* Problem *
Write only the number of lines in the records beneath that hold "help".

* Supplied records *
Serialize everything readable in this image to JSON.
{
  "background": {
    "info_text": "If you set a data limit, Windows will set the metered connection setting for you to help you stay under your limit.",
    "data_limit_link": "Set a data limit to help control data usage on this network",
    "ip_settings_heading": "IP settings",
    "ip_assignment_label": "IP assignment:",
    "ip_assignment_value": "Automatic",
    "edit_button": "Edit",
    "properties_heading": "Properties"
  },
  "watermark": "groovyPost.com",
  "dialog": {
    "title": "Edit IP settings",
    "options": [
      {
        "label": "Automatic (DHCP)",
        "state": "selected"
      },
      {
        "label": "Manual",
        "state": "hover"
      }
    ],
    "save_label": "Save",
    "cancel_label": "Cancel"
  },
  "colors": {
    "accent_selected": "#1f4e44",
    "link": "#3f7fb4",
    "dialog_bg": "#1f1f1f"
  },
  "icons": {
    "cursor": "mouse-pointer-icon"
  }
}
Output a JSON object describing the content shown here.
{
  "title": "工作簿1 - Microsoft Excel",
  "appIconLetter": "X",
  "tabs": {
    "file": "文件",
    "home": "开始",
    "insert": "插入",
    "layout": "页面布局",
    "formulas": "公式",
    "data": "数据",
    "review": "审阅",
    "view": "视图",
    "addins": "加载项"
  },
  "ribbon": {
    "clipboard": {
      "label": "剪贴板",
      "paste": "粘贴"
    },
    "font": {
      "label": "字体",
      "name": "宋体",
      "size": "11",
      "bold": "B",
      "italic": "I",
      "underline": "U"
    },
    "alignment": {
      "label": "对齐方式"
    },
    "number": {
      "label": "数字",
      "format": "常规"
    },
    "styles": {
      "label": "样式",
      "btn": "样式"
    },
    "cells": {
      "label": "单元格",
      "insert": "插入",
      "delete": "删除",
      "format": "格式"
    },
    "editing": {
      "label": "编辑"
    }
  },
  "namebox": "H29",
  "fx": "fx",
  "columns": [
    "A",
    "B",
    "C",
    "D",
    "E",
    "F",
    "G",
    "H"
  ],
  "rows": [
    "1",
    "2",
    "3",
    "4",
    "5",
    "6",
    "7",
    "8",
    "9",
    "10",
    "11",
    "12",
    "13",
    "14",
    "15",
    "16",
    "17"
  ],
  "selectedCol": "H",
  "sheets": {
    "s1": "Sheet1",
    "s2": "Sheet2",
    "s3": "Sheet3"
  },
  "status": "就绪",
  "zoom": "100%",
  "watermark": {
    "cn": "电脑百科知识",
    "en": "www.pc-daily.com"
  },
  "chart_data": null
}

* Written response *
2